Conjunto de tarefas:
1) Reproduza fielmente o trecho do texto sobre a eleição que se inicia nas palavras "Em 2015, os" e se encerra após "alemão Das Progressive.".
2) De acordo com a pesquisa do Ipsos citada no texto sobre a eleição, que percentual de votos obteve Szymon Holownia?

Texto do exercício:
◆ ◆ ◆ ◆
Na nova campanha, a oposição conquistou eleitores, e a situação recuou, levando a eleição para o segundo turno.
Embora tenha perdido terreno, o atual presidente se disse satisfeito com os números revelados na boca de urna. “Apesar de ser criticado e atacado, apesar de tomar decisões difíceis, depois de cinco anos, muito mais pessoas votaram em mim agora”, afirmou ele.
Em 2015, os resultados de na boca de urna do primeiro turno deram a Duda teve 34,8% dos votos.
Já Trzaskowski disse que o resultado “mostra uma coisa: que mais de 58% das pessoas querem mudanças”. “E quero dizer a todos esses cidadãos: serei seu candidato, serei o candidato da mudança.”
Segundo a pesquisa do Ipsos, em terceiro lugar ficou o independente Szymon Holownia, com 13,4% dos votos; o candidato de direita nacionalista Krzysztof Bosak ficou com 7,4%, e Robert Biedron, da esquerda, obteve 2,9%.
O bom resultado de Holownia, um outsider da política, mostra insatisfação dos eleitores com “o duopólio que se alterna no poder há 15 anos”, segundo a analista Maria Skóra, chefe do Programa de Diálogo Internacional do centro de estudos alemão Das Progressive.
◆ ◆ ◆ ◆
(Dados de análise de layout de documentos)
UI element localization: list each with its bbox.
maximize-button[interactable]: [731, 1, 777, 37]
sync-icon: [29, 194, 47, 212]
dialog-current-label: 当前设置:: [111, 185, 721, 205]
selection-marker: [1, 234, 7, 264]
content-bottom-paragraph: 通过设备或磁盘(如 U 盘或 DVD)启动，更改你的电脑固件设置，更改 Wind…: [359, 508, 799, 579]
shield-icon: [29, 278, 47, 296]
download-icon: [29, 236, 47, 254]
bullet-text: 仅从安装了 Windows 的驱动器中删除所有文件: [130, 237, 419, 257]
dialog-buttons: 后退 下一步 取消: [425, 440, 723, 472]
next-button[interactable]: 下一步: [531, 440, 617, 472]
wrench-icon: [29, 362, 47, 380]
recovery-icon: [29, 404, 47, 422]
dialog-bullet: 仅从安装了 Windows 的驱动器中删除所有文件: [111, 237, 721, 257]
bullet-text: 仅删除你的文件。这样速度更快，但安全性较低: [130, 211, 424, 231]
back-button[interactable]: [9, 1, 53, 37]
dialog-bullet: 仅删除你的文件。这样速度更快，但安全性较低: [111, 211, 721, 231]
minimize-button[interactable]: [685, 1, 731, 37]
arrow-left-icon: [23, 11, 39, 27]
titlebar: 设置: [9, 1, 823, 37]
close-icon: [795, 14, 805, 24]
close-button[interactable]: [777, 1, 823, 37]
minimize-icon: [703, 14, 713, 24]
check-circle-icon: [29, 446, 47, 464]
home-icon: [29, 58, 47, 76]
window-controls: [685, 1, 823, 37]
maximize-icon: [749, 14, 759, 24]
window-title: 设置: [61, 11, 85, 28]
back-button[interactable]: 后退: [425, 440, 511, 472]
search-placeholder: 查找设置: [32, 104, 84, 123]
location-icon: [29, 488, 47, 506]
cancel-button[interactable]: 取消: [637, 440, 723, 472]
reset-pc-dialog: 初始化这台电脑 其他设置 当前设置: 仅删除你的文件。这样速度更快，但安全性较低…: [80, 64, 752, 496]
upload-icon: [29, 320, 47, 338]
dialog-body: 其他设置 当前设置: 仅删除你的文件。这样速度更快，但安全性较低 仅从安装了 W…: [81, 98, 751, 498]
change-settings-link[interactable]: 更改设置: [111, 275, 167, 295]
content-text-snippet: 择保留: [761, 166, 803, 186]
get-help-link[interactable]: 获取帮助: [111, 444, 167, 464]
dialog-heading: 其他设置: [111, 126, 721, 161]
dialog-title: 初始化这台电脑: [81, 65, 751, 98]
◆ ◆ ◆ ◆
Respostas do exercício:
1)
Em 2015, os resultados de na boca de urna do primeiro turno deram a Duda teve 34,8% dos votos.
Já Trzaskowski disse que o resultado “mostra uma coisa: que mais de 58% das pessoas querem mudanças”. “E quero dizer a todos esses cidadãos: serei seu candidato, serei o candidato da mudança.”
Segundo a pesquisa do Ipsos, em terceiro lugar ficou o independente Szymon Holownia, com 13,4% dos votos; o candidato de direita nacionalista Krzysztof Bosak ficou com 7,4%, e Robert Biedron, da esquerda, obteve 2,9%.
O bom resultado de Holownia, um outsider da política, mostra insatisfação dos eleitores com “o duopólio que se alterna no poder há 15 anos”, segundo a analista Maria Skóra, chefe do Programa de Diálogo Internacional do centro de estudos alemão Das Progressive.

2) 13,4% dos votos.